- **The request**:
How many lines of the records below contain the word "psixologik"? Answer with the number alone.

* begin Data to use *

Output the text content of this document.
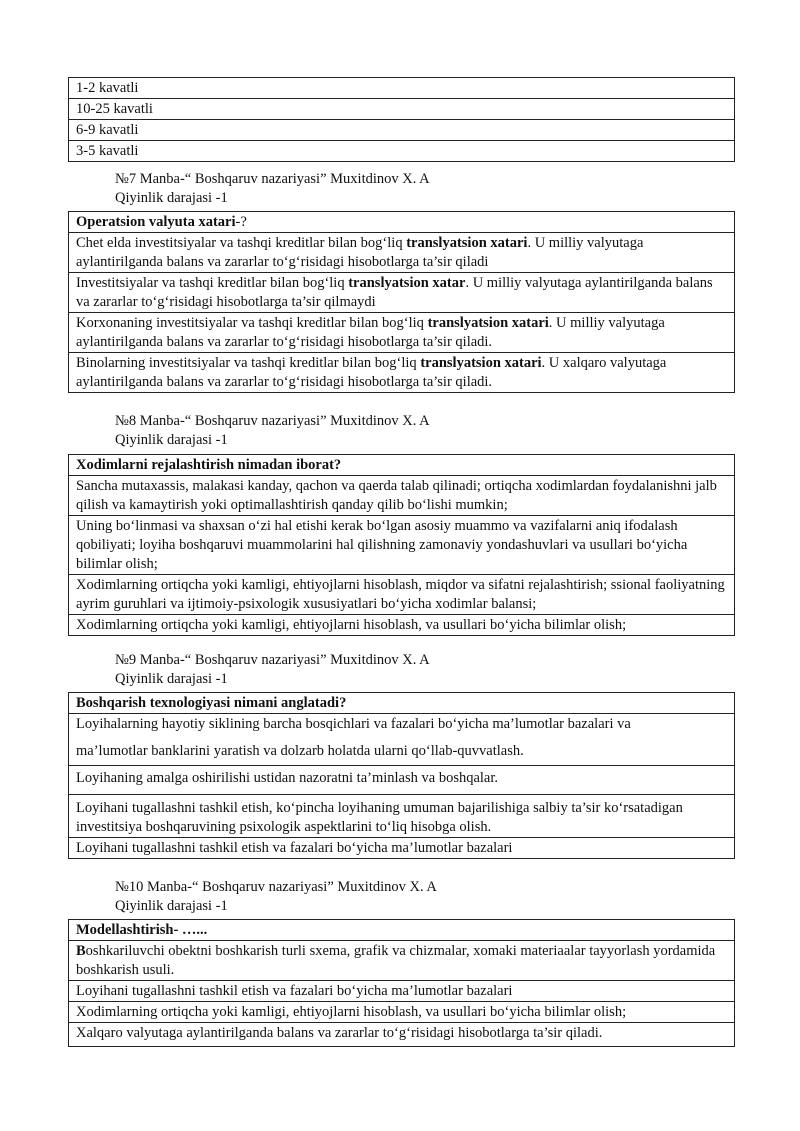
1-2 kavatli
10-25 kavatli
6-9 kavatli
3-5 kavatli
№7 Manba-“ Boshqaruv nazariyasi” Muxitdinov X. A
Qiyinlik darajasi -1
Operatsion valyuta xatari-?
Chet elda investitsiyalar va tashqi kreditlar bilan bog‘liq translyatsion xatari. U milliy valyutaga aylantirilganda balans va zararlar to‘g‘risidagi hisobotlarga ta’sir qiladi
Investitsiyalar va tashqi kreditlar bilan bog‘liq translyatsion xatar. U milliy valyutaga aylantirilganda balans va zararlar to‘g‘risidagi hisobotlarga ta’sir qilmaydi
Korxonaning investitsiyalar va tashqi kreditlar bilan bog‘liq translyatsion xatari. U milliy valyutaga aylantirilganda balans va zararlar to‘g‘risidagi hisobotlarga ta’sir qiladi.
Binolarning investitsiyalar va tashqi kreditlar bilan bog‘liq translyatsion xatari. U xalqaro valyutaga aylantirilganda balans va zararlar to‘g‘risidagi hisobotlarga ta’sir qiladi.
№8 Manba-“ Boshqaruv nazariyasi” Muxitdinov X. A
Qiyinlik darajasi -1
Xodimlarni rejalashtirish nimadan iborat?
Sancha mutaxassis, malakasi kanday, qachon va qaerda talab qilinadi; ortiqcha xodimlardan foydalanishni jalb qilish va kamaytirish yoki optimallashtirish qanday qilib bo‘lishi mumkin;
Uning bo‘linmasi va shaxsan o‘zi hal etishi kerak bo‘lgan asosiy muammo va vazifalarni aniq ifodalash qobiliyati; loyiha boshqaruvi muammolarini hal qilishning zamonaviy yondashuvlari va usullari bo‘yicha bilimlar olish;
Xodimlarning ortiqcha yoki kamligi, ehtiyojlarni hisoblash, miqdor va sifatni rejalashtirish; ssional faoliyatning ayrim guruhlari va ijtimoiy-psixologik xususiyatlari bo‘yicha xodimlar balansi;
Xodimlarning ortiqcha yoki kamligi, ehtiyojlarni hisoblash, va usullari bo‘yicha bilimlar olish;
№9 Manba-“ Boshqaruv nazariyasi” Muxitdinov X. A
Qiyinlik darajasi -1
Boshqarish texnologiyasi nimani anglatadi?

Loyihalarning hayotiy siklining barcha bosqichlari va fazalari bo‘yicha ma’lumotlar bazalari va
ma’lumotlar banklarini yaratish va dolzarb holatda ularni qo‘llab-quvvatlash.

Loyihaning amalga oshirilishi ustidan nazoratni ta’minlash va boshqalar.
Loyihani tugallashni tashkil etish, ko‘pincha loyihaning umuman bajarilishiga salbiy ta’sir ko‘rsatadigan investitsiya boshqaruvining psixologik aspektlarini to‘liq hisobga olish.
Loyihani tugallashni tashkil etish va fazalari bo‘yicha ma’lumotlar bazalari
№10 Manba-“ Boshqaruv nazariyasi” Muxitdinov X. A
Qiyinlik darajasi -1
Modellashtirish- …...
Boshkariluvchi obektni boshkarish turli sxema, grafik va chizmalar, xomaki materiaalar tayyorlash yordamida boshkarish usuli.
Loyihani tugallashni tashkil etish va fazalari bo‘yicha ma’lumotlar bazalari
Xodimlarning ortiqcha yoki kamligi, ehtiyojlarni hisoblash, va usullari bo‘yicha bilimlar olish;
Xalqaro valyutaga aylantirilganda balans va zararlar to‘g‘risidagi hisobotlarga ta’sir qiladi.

* end Data to use *
* begin Data to use *

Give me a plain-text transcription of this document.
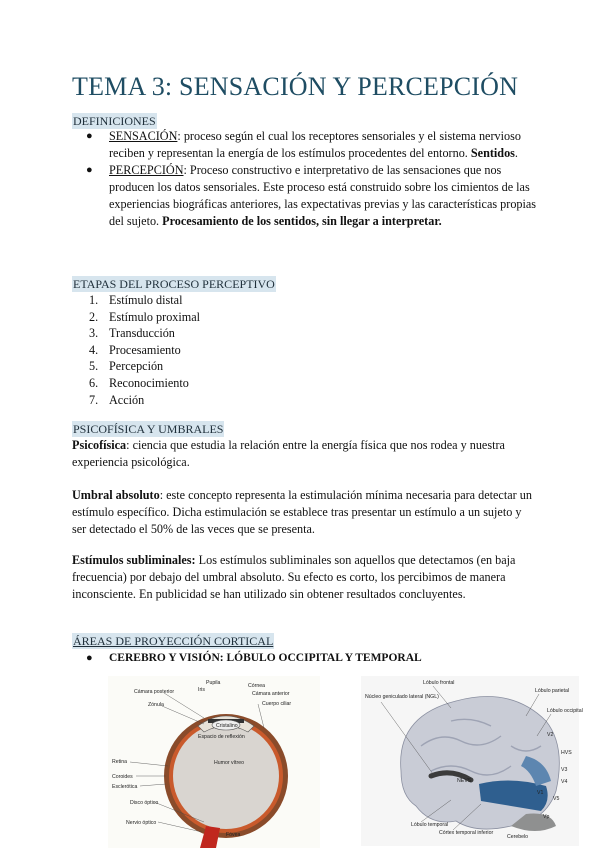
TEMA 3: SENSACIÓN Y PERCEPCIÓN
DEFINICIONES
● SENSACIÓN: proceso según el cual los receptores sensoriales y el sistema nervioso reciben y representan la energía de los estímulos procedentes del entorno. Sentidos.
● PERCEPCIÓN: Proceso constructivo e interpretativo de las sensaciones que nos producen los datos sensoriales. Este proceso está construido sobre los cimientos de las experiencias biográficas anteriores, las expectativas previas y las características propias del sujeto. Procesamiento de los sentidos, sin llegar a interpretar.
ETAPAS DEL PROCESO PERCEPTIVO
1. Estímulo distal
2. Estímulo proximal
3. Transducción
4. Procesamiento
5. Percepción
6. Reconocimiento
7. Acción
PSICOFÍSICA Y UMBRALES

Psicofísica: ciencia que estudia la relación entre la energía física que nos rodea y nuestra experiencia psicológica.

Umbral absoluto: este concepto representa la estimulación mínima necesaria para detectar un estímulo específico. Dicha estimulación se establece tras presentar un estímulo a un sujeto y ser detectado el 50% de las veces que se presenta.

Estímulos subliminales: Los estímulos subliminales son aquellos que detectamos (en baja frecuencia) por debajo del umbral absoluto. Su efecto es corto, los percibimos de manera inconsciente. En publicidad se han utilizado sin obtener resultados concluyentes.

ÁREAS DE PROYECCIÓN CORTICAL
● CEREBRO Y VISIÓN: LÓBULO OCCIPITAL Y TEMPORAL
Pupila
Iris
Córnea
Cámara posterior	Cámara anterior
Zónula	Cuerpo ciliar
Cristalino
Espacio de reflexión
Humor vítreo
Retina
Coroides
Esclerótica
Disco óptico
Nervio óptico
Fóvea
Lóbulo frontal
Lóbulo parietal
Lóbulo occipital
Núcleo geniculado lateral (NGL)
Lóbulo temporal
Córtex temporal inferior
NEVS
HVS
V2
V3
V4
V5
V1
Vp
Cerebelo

* end Data to use *
* begin Data to use *

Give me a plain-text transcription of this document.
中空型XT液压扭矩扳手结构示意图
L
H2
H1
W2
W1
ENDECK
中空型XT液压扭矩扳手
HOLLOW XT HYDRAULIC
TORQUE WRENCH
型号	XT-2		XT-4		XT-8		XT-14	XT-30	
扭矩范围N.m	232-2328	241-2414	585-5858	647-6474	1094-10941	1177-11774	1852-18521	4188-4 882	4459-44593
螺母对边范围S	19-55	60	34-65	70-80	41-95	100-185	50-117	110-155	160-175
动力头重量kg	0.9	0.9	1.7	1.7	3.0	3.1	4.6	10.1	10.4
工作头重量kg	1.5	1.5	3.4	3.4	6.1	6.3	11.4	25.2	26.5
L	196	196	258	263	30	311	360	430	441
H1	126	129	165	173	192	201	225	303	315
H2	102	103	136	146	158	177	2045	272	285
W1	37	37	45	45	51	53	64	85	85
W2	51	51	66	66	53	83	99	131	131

* end Data to use *

- **Exercise response**:
2